**Your task**
Exclude the pictures and reproduce the remaining data exactly as written.

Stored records

━━━━

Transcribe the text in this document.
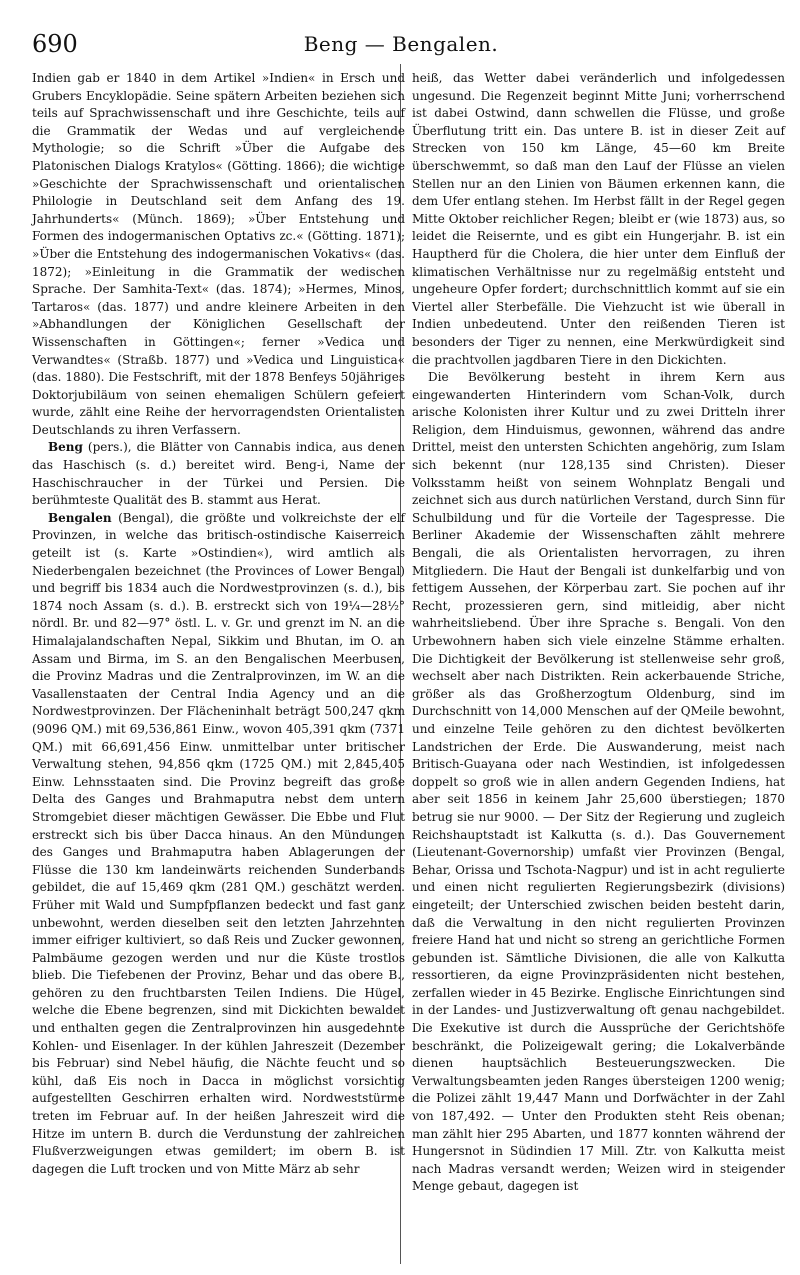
690	Beng — Bengalen.

Indien gab er 1840 in dem Artikel »Indien« in Ersch und Grubers Encyklopädie. Seine spätern Arbeiten beziehen sich teils auf Sprachwissenschaft und ihre Geschichte, teils auf die Grammatik der Wedas und auf vergleichende Mythologie; so die Schrift »Über die Aufgabe des Platonischen Dialogs Kratylos« (Götting. 1866); die wichtige »Geschichte der Sprachwissenschaft und orientalischen Philologie in Deutschland seit dem Anfang des 19. Jahrhunderts« (Münch. 1869); »Über Entstehung und Formen des indogermanischen Optativs zc.« (Götting. 1871); »Über die Entstehung des indogermanischen Vokativs« (das. 1872); »Einleitung in die Grammatik der wedischen Sprache. Der Samhita-Text« (das. 1874); »Hermes, Minos, Tartaros« (das. 1877) und andre kleinere Arbeiten in den »Abhandlungen der Königlichen Gesellschaft der Wissenschaften in Göttingen«; ferner »Vedica und Verwandtes« (Straßb. 1877) und »Vedica und Linguistica« (das. 1880). Die Festschrift, mit der 1878 Benfeys 50jähriges Doktorjubiläum von seinen ehemaligen Schülern gefeiert wurde, zählt eine Reihe der hervorragendsten Orientalisten Deutschlands zu ihren Verfassern.

Beng (pers.), die Blätter von Cannabis indica, aus denen das Haschisch (s. d.) bereitet wird. Beng-i, Name der Haschischraucher in der Türkei und Persien. Die berühmteste Qualität des B. stammt aus Herat.

Bengalen (Bengal), die größte und volkreichste der elf Provinzen, in welche das britisch-ostindische Kaiserreich geteilt ist (s. Karte »Ostindien«), wird amtlich als Niederbengalen bezeichnet (the Provinces of Lower Bengal) und begriff bis 1834 auch die Nordwestprovinzen (s. d.), bis 1874 noch Assam (s. d.). B. erstreckt sich von 19¼—28½° nördl. Br. und 82—97° östl. L. v. Gr. und grenzt im N. an die Himalajalandschaften Nepal, Sikkim und Bhutan, im O. an Assam und Birma, im S. an den Bengalischen Meerbusen, die Provinz Madras und die Zentralprovinzen, im W. an die Vasallenstaaten der Central India Agency und an die Nordwestprovinzen. Der Flächeninhalt beträgt 500,247 qkm (9096 QM.) mit 69,536,861 Einw., wovon 405,391 qkm (7371 QM.) mit 66,691,456 Einw. unmittelbar unter britischer Verwaltung stehen, 94,856 qkm (1725 QM.) mit 2,845,405 Einw. Lehnsstaaten sind. Die Provinz begreift das große Delta des Ganges und Brahmaputra nebst dem untern Stromgebiet dieser mächtigen Gewässer. Die Ebbe und Flut erstreckt sich bis über Dacca hinaus. An den Mündungen des Ganges und Brahmaputra haben Ablagerungen der Flüsse die 130 km landeinwärts reichenden Sunderbands gebildet, die auf 15,469 qkm (281 QM.) geschätzt werden. Früher mit Wald und Sumpfpflanzen bedeckt und fast ganz unbewohnt, werden dieselben seit den letzten Jahrzehnten immer eifriger kultiviert, so daß Reis und Zucker gewonnen, Palmbäume gezogen werden und nur die Küste trostlos blieb. Die Tiefebenen der Provinz, Behar und das obere B., gehören zu den fruchtbarsten Teilen Indiens. Die Hügel, welche die Ebene begrenzen, sind mit Dickichten bewaldet und enthalten gegen die Zentralprovinzen hin ausgedehnte Kohlen- und Eisenlager. In der kühlen Jahreszeit (Dezember bis Februar) sind Nebel häufig, die Nächte feucht und so kühl, daß Eis noch in Dacca in möglichst vorsichtig aufgestellten Geschirren erhalten wird. Nordweststürme treten im Februar auf. In der heißen Jahreszeit wird die Hitze im untern B. durch die Verdunstung der zahlreichen Flußverzweigungen etwas gemildert; im obern B. ist dagegen die Luft trocken und von Mitte März ab sehr

heiß, das Wetter dabei veränderlich und infolgedessen ungesund. Die Regenzeit beginnt Mitte Juni; vorherrschend ist dabei Ostwind, dann schwellen die Flüsse, und große Überflutung tritt ein. Das untere B. ist in dieser Zeit auf Strecken von 150 km Länge, 45—60 km Breite überschwemmt, so daß man den Lauf der Flüsse an vielen Stellen nur an den Linien von Bäumen erkennen kann, die dem Ufer entlang stehen. Im Herbst fällt in der Regel gegen Mitte Oktober reichlicher Regen; bleibt er (wie 1873) aus, so leidet die Reisernte, und es gibt ein Hungerjahr. B. ist ein Hauptherd für die Cholera, die hier unter dem Einfluß der klimatischen Verhältnisse nur zu regelmäßig entsteht und ungeheure Opfer fordert; durchschnittlich kommt auf sie ein Viertel aller Sterbefälle. Die Viehzucht ist wie überall in Indien unbedeutend. Unter den reißenden Tieren ist besonders der Tiger zu nennen, eine Merkwürdigkeit sind die prachtvollen jagdbaren Tiere in den Dickichten.

Die Bevölkerung besteht in ihrem Kern aus eingewanderten Hinterindern vom Schan-Volk, durch arische Kolonisten ihrer Kultur und zu zwei Dritteln ihrer Religion, dem Hinduismus, gewonnen, während das andre Drittel, meist den untersten Schichten angehörig, zum Islam sich bekennt (nur 128,135 sind Christen). Dieser Volksstamm heißt von seinem Wohnplatz Bengali und zeichnet sich aus durch natürlichen Verstand, durch Sinn für Schulbildung und für die Vorteile der Tagespresse. Die Berliner Akademie der Wissenschaften zählt mehrere Bengali, die als Orientalisten hervorragen, zu ihren Mitgliedern. Die Haut der Bengali ist dunkelfarbig und von fettigem Aussehen, der Körperbau zart. Sie pochen auf ihr Recht, prozessieren gern, sind mitleidig, aber nicht wahrheitsliebend. Über ihre Sprache s. Bengali. Von den Urbewohnern haben sich viele einzelne Stämme erhalten. Die Dichtigkeit der Bevölkerung ist stellenweise sehr groß, wechselt aber nach Distrikten. Rein ackerbauende Striche, größer als das Großherzogtum Oldenburg, sind im Durchschnitt von 14,000 Menschen auf der QMeile bewohnt, und einzelne Teile gehören zu den dichtest bevölkerten Landstrichen der Erde. Die Auswanderung, meist nach Britisch-Guayana oder nach Westindien, ist infolgedessen doppelt so groß wie in allen andern Gegenden Indiens, hat aber seit 1856 in keinem Jahr 25,600 überstiegen; 1870 betrug sie nur 9000. — Der Sitz der Regierung und zugleich Reichshauptstadt ist Kalkutta (s. d.). Das Gouvernement (Lieutenant-Governorship) umfaßt vier Provinzen (Bengal, Behar, Orissa und Tschota-Nagpur) und ist in acht regulierte und einen nicht regulierten Regierungsbezirk (divisions) eingeteilt; der Unterschied zwischen beiden besteht darin, daß die Verwaltung in den nicht regulierten Provinzen freiere Hand hat und nicht so streng an gerichtliche Formen gebunden ist. Sämtliche Divisionen, die alle von Kalkutta ressortieren, da eigne Provinzpräsidenten nicht bestehen, zerfallen wieder in 45 Bezirke. Englische Einrichtungen sind in der Landes- und Justizverwaltung oft genau nachgebildet. Die Exekutive ist durch die Aussprüche der Gerichtshöfe beschränkt, die Polizeigewalt gering; die Lokalverbände dienen hauptsächlich Besteuerungszwecken. Die Verwaltungsbeamten jeden Ranges übersteigen 1200 wenig; die Polizei zählt 19,447 Mann und Dorfwächter in der Zahl von 187,492. — Unter den Produkten steht Reis obenan; man zählt hier 295 Abarten, und 1877 konnten während der Hungersnot in Südindien 17 Mill. Ztr. von Kalkutta meist nach Madras versandt werden; Weizen wird in steigender Menge gebaut, dagegen ist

━━━━

**Solution to this exercise**
Transcribe the text in this document.
690	Beng — Bengalen.

Indien gab er 1840 in dem Artikel »Indien« in Ersch und Grubers Encyklopädie. Seine spätern Arbeiten beziehen sich teils auf Sprachwissenschaft und ihre Geschichte, teils auf die Grammatik der Wedas und auf vergleichende Mythologie; so die Schrift »Über die Aufgabe des Platonischen Dialogs Kratylos« (Götting. 1866); die wichtige »Geschichte der Sprachwissenschaft und orientalischen Philologie in Deutschland seit dem Anfang des 19. Jahrhunderts« (Münch. 1869); »Über Entstehung und Formen des indogermanischen Optativs zc.« (Götting. 1871); »Über die Entstehung des indogermanischen Vokativs« (das. 1872); »Einleitung in die Grammatik der wedischen Sprache. Der Samhita-Text« (das. 1874); »Hermes, Minos, Tartaros« (das. 1877) und andre kleinere Arbeiten in den »Abhandlungen der Königlichen Gesellschaft der Wissenschaften in Göttingen«; ferner »Vedica und Verwandtes« (Straßb. 1877) und »Vedica und Linguistica« (das. 1880). Die Festschrift, mit der 1878 Benfeys 50jähriges Doktorjubiläum von seinen ehemaligen Schülern gefeiert wurde, zählt eine Reihe der hervorragendsten Orientalisten Deutschlands zu ihren Verfassern.

Beng (pers.), die Blätter von Cannabis indica, aus denen das Haschisch (s. d.) bereitet wird. Beng-i, Name der Haschischraucher in der Türkei und Persien. Die berühmteste Qualität des B. stammt aus Herat.

Bengalen (Bengal), die größte und volkreichste der elf Provinzen, in welche das britisch-ostindische Kaiserreich geteilt ist (s. Karte »Ostindien«), wird amtlich als Niederbengalen bezeichnet (the Provinces of Lower Bengal) und begriff bis 1834 auch die Nordwestprovinzen (s. d.), bis 1874 noch Assam (s. d.). B. erstreckt sich von 19¼—28½° nördl. Br. und 82—97° östl. L. v. Gr. und grenzt im N. an die Himalajalandschaften Nepal, Sikkim und Bhutan, im O. an Assam und Birma, im S. an den Bengalischen Meerbusen, die Provinz Madras und die Zentralprovinzen, im W. an die Vasallenstaaten der Central India Agency und an die Nordwestprovinzen. Der Flächeninhalt beträgt 500,247 qkm (9096 QM.) mit 69,536,861 Einw., wovon 405,391 qkm (7371 QM.) mit 66,691,456 Einw. unmittelbar unter britischer Verwaltung stehen, 94,856 qkm (1725 QM.) mit 2,845,405 Einw. Lehnsstaaten sind. Die Provinz begreift das große Delta des Ganges und Brahmaputra nebst dem untern Stromgebiet dieser mächtigen Gewässer. Die Ebbe und Flut erstreckt sich bis über Dacca hinaus. An den Mündungen des Ganges und Brahmaputra haben Ablagerungen der Flüsse die 130 km landeinwärts reichenden Sunderbands gebildet, die auf 15,469 qkm (281 QM.) geschätzt werden. Früher mit Wald und Sumpfpflanzen bedeckt und fast ganz unbewohnt, werden dieselben seit den letzten Jahrzehnten immer eifriger kultiviert, so daß Reis und Zucker gewonnen, Palmbäume gezogen werden und nur die Küste trostlos blieb. Die Tiefebenen der Provinz, Behar und das obere B., gehören zu den fruchtbarsten Teilen Indiens. Die Hügel, welche die Ebene begrenzen, sind mit Dickichten bewaldet und enthalten gegen die Zentralprovinzen hin ausgedehnte Kohlen- und Eisenlager. In der kühlen Jahreszeit (Dezember bis Februar) sind Nebel häufig, die Nächte feucht und so kühl, daß Eis noch in Dacca in möglichst vorsichtig aufgestellten Geschirren erhalten wird. Nordweststürme treten im Februar auf. In der heißen Jahreszeit wird die Hitze im untern B. durch die Verdunstung der zahlreichen Flußverzweigungen etwas gemildert; im obern B. ist dagegen die Luft trocken und von Mitte März ab sehr

heiß, das Wetter dabei veränderlich und infolgedessen ungesund. Die Regenzeit beginnt Mitte Juni; vorherrschend ist dabei Ostwind, dann schwellen die Flüsse, und große Überflutung tritt ein. Das untere B. ist in dieser Zeit auf Strecken von 150 km Länge, 45—60 km Breite überschwemmt, so daß man den Lauf der Flüsse an vielen Stellen nur an den Linien von Bäumen erkennen kann, die dem Ufer entlang stehen. Im Herbst fällt in der Regel gegen Mitte Oktober reichlicher Regen; bleibt er (wie 1873) aus, so leidet die Reisernte, und es gibt ein Hungerjahr. B. ist ein Hauptherd für die Cholera, die hier unter dem Einfluß der klimatischen Verhältnisse nur zu regelmäßig entsteht und ungeheure Opfer fordert; durchschnittlich kommt auf sie ein Viertel aller Sterbefälle. Die Viehzucht ist wie überall in Indien unbedeutend. Unter den reißenden Tieren ist besonders der Tiger zu nennen, eine Merkwürdigkeit sind die prachtvollen jagdbaren Tiere in den Dickichten.

Die Bevölkerung besteht in ihrem Kern aus eingewanderten Hinterindern vom Schan-Volk, durch arische Kolonisten ihrer Kultur und zu zwei Dritteln ihrer Religion, dem Hinduismus, gewonnen, während das andre Drittel, meist den untersten Schichten angehörig, zum Islam sich bekennt (nur 128,135 sind Christen). Dieser Volksstamm heißt von seinem Wohnplatz Bengali und zeichnet sich aus durch natürlichen Verstand, durch Sinn für Schulbildung und für die Vorteile der Tagespresse. Die Berliner Akademie der Wissenschaften zählt mehrere Bengali, die als Orientalisten hervorragen, zu ihren Mitgliedern. Die Haut der Bengali ist dunkelfarbig und von fettigem Aussehen, der Körperbau zart. Sie pochen auf ihr Recht, prozessieren gern, sind mitleidig, aber nicht wahrheitsliebend. Über ihre Sprache s. Bengali. Von den Urbewohnern haben sich viele einzelne Stämme erhalten. Die Dichtigkeit der Bevölkerung ist stellenweise sehr groß, wechselt aber nach Distrikten. Rein ackerbauende Striche, größer als das Großherzogtum Oldenburg, sind im Durchschnitt von 14,000 Menschen auf der QMeile bewohnt, und einzelne Teile gehören zu den dichtest bevölkerten Landstrichen der Erde. Die Auswanderung, meist nach Britisch-Guayana oder nach Westindien, ist infolgedessen doppelt so groß wie in allen andern Gegenden Indiens, hat aber seit 1856 in keinem Jahr 25,600 überstiegen; 1870 betrug sie nur 9000. — Der Sitz der Regierung und zugleich Reichshauptstadt ist Kalkutta (s. d.). Das Gouvernement (Lieutenant-Governorship) umfaßt vier Provinzen (Bengal, Behar, Orissa und Tschota-Nagpur) und ist in acht regulierte und einen nicht regulierten Regierungsbezirk (divisions) eingeteilt; der Unterschied zwischen beiden besteht darin, daß die Verwaltung in den nicht regulierten Provinzen freiere Hand hat und nicht so streng an gerichtliche Formen gebunden ist. Sämtliche Divisionen, die alle von Kalkutta ressortieren, da eigne Provinzpräsidenten nicht bestehen, zerfallen wieder in 45 Bezirke. Englische Einrichtungen sind in der Landes- und Justizverwaltung oft genau nachgebildet. Die Exekutive ist durch die Aussprüche der Gerichtshöfe beschränkt, die Polizeigewalt gering; die Lokalverbände dienen hauptsächlich Besteuerungszwecken. Die Verwaltungsbeamten jeden Ranges übersteigen 1200 wenig; die Polizei zählt 19,447 Mann und Dorfwächter in der Zahl von 187,492. — Unter den Produkten steht Reis obenan; man zählt hier 295 Abarten, und 1877 konnten während der Hungersnot in Südindien 17 Mill. Ztr. von Kalkutta meist nach Madras versandt werden; Weizen wird in steigender Menge gebaut, dagegen ist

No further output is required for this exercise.